── DATASET CONTENT
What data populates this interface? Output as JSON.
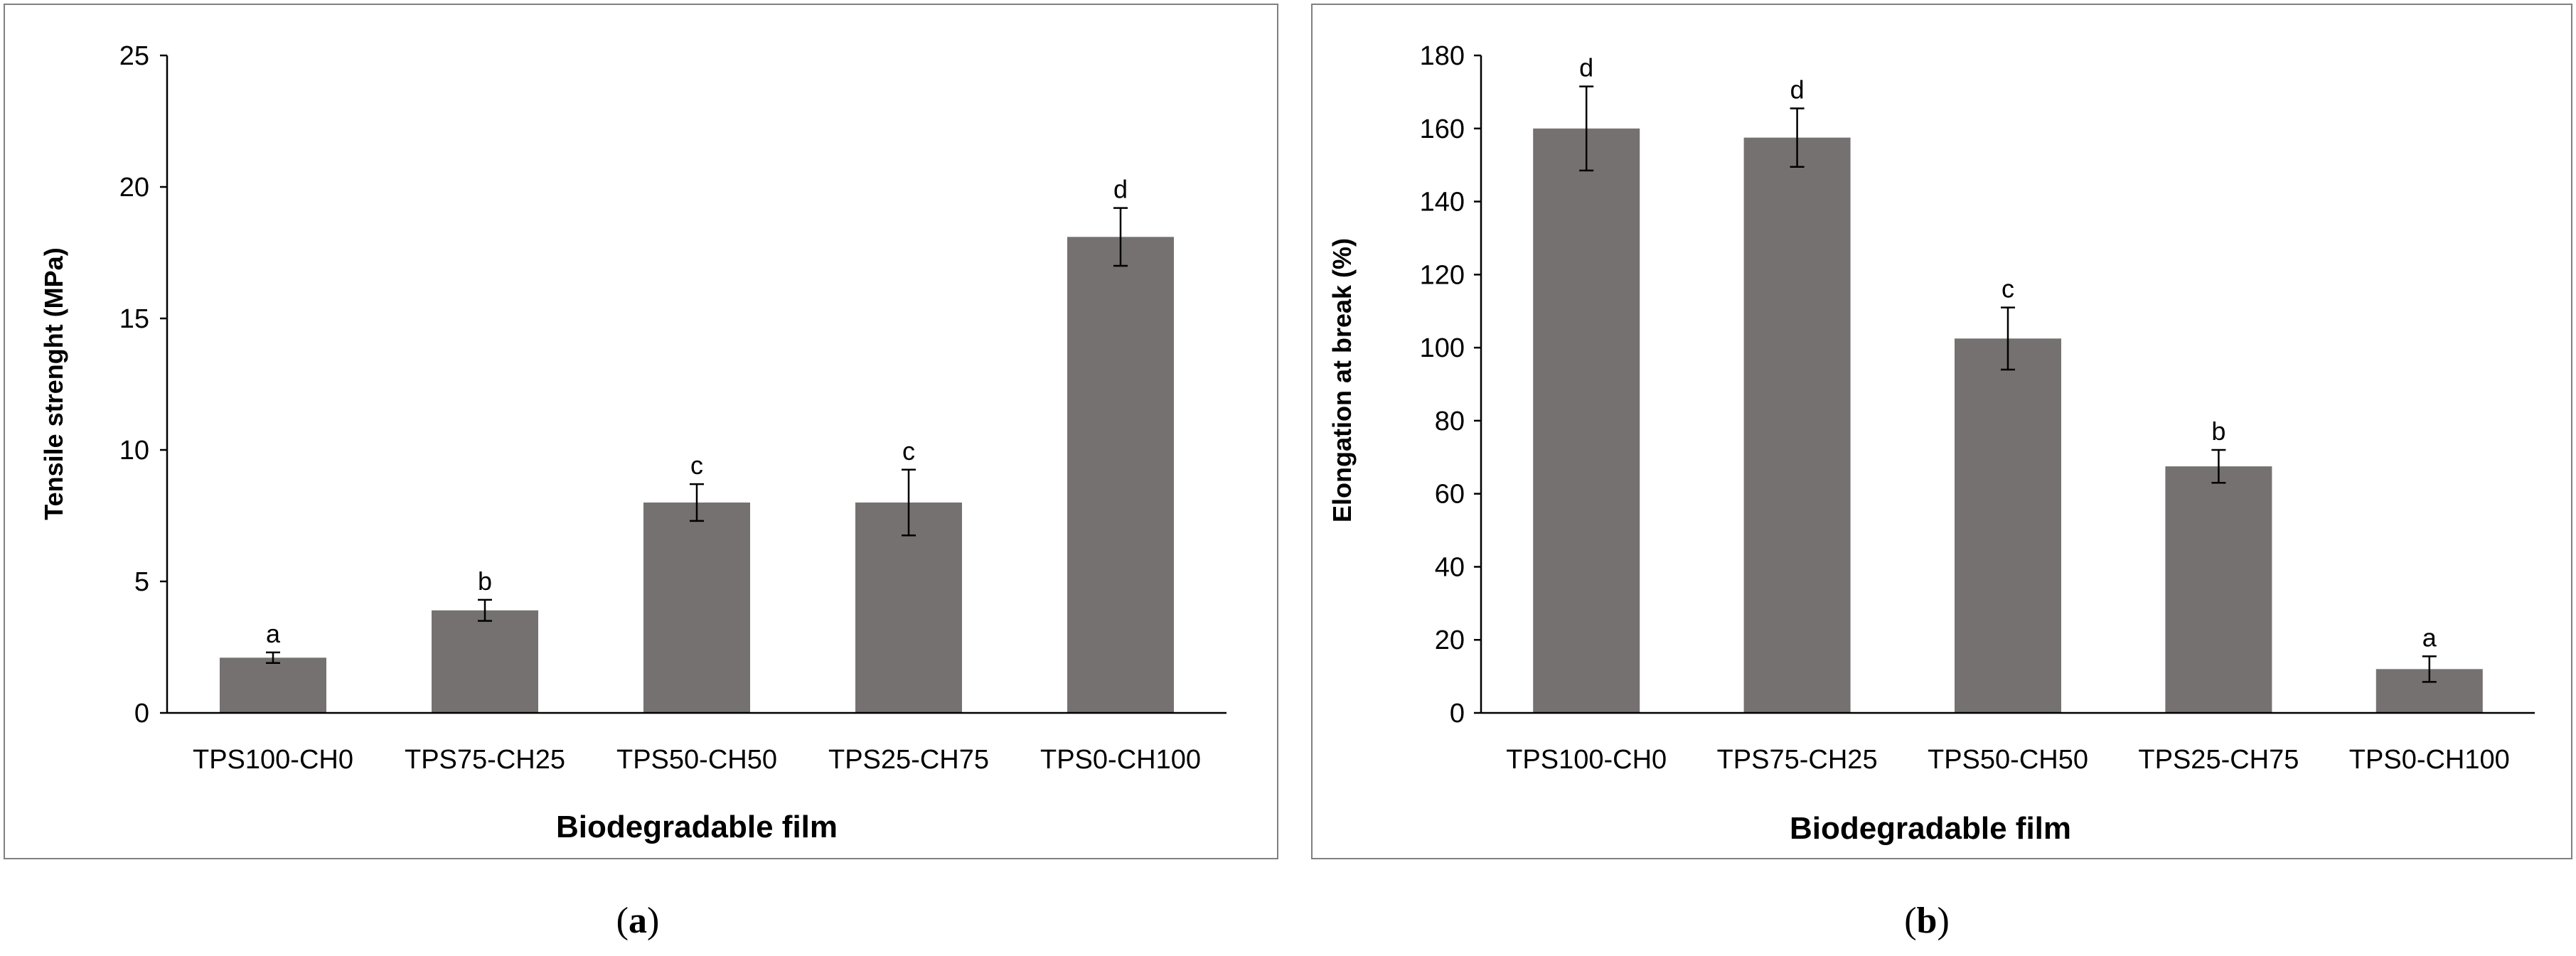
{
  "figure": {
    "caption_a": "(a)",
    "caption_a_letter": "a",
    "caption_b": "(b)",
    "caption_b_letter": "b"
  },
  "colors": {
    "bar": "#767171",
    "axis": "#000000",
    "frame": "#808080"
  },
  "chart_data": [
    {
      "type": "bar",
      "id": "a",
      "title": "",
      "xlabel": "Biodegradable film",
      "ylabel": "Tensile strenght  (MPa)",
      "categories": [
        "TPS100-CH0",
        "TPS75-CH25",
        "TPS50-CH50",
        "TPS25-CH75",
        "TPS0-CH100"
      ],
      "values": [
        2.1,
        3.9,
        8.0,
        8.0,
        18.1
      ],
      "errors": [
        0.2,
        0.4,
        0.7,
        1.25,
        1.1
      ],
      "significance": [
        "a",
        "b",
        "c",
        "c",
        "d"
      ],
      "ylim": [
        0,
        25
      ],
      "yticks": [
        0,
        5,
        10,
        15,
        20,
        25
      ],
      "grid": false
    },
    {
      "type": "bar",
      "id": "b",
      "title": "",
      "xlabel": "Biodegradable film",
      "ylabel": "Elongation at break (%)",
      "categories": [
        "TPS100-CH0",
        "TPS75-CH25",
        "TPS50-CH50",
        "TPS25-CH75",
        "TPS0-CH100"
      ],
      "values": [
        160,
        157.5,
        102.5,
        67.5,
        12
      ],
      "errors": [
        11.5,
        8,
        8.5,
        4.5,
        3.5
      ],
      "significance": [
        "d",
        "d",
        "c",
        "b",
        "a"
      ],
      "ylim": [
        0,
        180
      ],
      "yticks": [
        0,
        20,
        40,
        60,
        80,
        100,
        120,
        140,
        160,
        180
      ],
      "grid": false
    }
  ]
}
────
● WHAT IS REQUIRED:
Pictures stay out of the copy; please restate every record above exactly.

● FINAL ANSWER:
What data populates this interface? Output as JSON.
{
  "figure": {
    "caption_a": "(a)",
    "caption_a_letter": "a",
    "caption_b": "(b)",
    "caption_b_letter": "b"
  },
  "colors": {
    "bar": "#767171",
    "axis": "#000000",
    "frame": "#808080"
  },
  "chart_data": [
    {
      "type": "bar",
      "id": "a",
      "title": "",
      "xlabel": "Biodegradable film",
      "ylabel": "Tensile strenght  (MPa)",
      "categories": [
        "TPS100-CH0",
        "TPS75-CH25",
        "TPS50-CH50",
        "TPS25-CH75",
        "TPS0-CH100"
      ],
      "values": [
        2.1,
        3.9,
        8.0,
        8.0,
        18.1
      ],
      "errors": [
        0.2,
        0.4,
        0.7,
        1.25,
        1.1
      ],
      "significance": [
        "a",
        "b",
        "c",
        "c",
        "d"
      ],
      "ylim": [
        0,
        25
      ],
      "yticks": [
        0,
        5,
        10,
        15,
        20,
        25
      ],
      "grid": false
    },
    {
      "type": "bar",
      "id": "b",
      "title": "",
      "xlabel": "Biodegradable film",
      "ylabel": "Elongation at break (%)",
      "categories": [
        "TPS100-CH0",
        "TPS75-CH25",
        "TPS50-CH50",
        "TPS25-CH75",
        "TPS0-CH100"
      ],
      "values": [
        160,
        157.5,
        102.5,
        67.5,
        12
      ],
      "errors": [
        11.5,
        8,
        8.5,
        4.5,
        3.5
      ],
      "significance": [
        "d",
        "d",
        "c",
        "b",
        "a"
      ],
      "ylim": [
        0,
        180
      ],
      "yticks": [
        0,
        20,
        40,
        60,
        80,
        100,
        120,
        140,
        160,
        180
      ],
      "grid": false
    }
  ]
}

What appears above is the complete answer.